▶ _Request_
Extract each line bearing the word "Point".

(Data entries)

## Start

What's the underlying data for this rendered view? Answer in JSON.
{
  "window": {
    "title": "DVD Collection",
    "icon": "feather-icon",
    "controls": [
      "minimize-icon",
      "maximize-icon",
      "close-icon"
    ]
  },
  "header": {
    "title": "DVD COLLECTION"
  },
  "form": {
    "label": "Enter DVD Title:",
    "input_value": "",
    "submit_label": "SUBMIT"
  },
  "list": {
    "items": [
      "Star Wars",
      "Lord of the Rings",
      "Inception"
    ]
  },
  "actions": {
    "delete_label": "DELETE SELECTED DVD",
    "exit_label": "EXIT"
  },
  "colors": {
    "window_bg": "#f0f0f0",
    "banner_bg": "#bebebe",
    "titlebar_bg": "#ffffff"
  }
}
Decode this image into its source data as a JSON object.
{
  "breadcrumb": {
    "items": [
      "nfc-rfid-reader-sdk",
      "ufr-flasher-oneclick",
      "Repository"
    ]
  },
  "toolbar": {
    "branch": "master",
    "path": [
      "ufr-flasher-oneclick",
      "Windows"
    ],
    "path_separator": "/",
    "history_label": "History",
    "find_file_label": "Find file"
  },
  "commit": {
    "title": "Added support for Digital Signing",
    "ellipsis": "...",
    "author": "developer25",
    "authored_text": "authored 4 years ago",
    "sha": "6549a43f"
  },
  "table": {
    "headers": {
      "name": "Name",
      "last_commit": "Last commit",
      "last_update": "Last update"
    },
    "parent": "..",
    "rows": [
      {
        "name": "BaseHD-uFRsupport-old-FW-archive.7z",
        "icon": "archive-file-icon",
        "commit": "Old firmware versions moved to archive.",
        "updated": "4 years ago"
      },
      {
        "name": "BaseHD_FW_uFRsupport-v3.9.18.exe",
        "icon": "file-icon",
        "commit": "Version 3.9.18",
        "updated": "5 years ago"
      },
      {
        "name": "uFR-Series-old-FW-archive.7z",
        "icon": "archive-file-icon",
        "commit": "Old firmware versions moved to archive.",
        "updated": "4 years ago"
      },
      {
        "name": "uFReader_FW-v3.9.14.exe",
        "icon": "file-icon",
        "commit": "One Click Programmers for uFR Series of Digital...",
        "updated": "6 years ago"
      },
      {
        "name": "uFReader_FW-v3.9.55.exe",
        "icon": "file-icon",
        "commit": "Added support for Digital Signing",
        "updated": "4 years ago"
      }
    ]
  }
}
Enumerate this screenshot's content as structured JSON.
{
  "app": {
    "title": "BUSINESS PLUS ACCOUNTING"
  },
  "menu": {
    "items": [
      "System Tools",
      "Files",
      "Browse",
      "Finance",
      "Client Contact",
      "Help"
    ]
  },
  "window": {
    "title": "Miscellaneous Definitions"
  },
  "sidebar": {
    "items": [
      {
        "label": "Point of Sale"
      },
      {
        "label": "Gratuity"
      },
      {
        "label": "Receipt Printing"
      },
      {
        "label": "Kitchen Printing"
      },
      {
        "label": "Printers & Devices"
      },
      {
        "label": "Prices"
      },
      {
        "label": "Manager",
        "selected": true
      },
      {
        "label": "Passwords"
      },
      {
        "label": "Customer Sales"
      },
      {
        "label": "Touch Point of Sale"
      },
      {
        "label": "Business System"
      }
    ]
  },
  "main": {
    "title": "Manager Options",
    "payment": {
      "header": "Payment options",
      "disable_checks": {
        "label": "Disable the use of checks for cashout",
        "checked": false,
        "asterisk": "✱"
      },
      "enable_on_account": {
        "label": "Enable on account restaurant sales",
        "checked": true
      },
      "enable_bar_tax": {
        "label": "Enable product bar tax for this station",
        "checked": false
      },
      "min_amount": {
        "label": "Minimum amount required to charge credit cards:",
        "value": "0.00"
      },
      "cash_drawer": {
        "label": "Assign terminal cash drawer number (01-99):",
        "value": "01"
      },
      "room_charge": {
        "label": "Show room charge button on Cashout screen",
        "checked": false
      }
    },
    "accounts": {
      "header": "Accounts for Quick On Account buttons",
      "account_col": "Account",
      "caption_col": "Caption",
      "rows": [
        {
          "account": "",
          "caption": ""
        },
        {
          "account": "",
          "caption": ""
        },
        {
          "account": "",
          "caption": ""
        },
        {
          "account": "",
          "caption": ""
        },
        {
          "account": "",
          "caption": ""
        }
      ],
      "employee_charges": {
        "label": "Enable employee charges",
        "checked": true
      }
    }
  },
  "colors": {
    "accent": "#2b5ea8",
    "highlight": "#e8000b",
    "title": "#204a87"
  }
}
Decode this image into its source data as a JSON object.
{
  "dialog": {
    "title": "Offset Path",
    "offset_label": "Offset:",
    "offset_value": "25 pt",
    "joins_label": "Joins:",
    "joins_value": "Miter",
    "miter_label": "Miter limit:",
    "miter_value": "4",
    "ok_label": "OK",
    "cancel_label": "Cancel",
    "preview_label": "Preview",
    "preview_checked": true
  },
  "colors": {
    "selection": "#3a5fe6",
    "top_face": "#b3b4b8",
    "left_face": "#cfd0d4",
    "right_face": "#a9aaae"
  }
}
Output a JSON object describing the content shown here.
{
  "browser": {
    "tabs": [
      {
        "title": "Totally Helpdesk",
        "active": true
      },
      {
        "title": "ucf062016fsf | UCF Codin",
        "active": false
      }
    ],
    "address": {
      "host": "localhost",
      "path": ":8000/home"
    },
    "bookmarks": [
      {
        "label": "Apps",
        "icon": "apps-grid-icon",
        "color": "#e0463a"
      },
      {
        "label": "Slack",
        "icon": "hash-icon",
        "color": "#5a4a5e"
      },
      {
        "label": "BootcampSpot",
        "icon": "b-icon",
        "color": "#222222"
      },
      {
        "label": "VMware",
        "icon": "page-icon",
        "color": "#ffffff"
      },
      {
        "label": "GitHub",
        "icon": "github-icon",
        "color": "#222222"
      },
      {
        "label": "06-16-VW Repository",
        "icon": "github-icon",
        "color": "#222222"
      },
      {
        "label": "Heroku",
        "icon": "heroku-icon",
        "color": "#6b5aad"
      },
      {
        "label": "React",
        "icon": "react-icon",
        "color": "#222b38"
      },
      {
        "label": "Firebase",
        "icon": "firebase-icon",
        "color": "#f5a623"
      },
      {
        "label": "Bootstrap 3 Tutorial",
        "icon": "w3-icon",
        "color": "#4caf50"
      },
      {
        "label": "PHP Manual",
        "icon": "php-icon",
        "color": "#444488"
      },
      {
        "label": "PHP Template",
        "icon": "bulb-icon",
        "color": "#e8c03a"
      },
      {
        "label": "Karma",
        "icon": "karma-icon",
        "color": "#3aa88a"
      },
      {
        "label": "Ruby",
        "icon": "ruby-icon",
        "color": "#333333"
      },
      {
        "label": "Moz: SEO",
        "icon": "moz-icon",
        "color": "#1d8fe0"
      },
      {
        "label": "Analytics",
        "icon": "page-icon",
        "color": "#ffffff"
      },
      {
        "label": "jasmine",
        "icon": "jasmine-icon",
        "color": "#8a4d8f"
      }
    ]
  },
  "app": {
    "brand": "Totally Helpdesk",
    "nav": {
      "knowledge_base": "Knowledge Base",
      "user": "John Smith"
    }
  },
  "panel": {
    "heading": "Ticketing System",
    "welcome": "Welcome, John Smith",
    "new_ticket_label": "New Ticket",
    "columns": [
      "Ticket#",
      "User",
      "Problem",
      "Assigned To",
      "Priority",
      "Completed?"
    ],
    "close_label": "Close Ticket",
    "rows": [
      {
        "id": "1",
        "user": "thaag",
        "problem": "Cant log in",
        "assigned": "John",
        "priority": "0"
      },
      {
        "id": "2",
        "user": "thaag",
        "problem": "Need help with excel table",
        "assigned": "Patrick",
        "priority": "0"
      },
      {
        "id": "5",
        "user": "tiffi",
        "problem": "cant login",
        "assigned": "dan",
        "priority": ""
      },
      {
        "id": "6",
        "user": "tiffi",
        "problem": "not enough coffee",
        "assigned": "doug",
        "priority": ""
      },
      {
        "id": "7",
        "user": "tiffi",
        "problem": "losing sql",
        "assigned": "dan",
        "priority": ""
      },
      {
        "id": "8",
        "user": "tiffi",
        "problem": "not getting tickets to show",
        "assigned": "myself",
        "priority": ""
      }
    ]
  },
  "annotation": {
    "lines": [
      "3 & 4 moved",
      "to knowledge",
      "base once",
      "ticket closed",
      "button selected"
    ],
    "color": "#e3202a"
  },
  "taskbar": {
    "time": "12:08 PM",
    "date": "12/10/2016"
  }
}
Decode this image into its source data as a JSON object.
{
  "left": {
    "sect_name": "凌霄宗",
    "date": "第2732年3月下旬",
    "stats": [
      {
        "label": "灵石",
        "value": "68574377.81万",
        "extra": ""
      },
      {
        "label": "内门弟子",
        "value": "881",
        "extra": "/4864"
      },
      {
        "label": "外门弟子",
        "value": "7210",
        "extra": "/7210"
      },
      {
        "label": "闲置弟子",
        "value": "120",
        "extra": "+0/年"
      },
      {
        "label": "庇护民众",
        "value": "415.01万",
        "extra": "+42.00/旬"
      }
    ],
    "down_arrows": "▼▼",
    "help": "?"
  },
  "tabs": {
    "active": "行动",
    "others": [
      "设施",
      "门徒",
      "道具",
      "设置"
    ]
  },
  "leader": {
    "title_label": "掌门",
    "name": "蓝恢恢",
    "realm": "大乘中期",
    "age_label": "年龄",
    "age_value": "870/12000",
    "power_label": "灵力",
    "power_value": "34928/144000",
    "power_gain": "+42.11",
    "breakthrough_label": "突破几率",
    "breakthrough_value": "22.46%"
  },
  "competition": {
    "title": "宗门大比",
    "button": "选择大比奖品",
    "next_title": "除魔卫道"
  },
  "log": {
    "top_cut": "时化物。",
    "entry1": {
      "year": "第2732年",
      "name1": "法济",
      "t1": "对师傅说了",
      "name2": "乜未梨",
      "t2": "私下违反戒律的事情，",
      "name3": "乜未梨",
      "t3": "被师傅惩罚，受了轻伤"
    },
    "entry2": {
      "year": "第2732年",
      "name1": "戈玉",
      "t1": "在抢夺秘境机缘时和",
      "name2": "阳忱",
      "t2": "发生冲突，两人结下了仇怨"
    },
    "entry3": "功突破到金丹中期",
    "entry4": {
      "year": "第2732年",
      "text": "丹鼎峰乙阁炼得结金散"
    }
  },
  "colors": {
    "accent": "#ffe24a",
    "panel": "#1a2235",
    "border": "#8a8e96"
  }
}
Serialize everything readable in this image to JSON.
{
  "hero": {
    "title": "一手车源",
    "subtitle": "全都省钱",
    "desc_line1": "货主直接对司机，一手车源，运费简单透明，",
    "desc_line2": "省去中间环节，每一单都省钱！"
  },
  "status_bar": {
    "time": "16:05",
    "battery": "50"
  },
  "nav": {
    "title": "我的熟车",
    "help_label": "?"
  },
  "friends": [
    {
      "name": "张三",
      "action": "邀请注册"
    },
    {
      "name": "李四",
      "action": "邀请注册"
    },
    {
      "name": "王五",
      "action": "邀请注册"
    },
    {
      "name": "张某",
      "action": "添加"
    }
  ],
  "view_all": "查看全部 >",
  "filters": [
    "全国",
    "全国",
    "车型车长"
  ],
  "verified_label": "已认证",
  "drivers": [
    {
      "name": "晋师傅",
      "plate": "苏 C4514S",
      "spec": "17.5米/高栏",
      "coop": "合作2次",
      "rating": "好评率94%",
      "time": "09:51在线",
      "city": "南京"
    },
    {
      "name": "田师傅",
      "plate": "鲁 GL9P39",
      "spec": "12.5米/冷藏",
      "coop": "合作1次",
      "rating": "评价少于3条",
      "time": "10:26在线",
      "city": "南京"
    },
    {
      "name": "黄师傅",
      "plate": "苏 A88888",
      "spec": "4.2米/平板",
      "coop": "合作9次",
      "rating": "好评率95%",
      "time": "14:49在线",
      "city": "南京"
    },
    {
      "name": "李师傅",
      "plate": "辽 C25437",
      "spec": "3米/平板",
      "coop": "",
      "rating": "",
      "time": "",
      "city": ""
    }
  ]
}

## End

▶ _Response for this exercise_
        "label": "Point of Sale"
        "label": "Touch Point of Sale"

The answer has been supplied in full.